Records excerpted from a collection
╔══

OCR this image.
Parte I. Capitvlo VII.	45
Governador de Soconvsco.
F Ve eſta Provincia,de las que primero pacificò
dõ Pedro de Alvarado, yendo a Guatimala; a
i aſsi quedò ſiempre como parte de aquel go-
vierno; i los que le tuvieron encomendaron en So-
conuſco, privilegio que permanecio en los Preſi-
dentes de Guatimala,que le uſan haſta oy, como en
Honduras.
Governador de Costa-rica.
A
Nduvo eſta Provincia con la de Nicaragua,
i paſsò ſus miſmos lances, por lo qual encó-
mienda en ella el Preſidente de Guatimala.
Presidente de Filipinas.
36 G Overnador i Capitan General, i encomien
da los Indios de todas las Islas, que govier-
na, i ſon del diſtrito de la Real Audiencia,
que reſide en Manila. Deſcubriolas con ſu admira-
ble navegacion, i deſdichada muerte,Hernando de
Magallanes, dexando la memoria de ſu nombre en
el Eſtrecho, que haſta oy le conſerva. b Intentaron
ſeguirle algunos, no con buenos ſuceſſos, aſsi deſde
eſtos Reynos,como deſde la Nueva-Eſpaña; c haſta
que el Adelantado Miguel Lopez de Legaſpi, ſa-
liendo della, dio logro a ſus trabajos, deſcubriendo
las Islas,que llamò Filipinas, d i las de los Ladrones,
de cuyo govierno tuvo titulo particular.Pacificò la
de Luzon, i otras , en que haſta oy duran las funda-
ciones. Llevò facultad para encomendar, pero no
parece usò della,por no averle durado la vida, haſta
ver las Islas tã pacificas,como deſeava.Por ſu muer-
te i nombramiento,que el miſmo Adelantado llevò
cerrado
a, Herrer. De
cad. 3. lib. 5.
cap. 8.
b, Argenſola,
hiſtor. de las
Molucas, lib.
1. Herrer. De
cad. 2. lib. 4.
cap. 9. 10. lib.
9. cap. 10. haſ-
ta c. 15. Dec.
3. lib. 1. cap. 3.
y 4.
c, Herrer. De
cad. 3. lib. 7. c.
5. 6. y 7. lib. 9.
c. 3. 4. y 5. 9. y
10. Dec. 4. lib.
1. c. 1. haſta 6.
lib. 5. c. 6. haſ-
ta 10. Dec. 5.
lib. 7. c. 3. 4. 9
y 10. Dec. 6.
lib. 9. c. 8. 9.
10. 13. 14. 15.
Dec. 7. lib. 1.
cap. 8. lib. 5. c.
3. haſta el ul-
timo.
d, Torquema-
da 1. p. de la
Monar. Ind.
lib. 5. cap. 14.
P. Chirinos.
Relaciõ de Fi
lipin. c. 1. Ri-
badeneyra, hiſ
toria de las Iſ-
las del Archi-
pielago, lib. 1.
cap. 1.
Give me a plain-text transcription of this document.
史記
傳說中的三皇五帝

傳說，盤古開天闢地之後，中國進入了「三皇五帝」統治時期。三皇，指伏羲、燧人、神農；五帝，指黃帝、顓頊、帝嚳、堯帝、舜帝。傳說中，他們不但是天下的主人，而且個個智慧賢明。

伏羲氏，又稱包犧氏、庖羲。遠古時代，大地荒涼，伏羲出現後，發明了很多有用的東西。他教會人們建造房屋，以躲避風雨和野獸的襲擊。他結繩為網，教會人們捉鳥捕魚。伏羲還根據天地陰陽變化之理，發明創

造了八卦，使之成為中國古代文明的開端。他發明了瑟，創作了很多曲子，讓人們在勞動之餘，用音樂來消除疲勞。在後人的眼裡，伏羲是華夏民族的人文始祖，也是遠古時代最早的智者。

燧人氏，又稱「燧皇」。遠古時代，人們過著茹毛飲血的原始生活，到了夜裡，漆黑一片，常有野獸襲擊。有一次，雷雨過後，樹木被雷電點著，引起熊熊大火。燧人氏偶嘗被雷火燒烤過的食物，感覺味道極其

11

╚══

:: Stated goal ::
Select the lines in this material that hold the word "Adelantado", leaving none out.

:: Output of the task ::
que el Adelantado Miguel Lopez de Legaſpi, ſa-
te i nombramiento,que el miſmo Adelantado llevò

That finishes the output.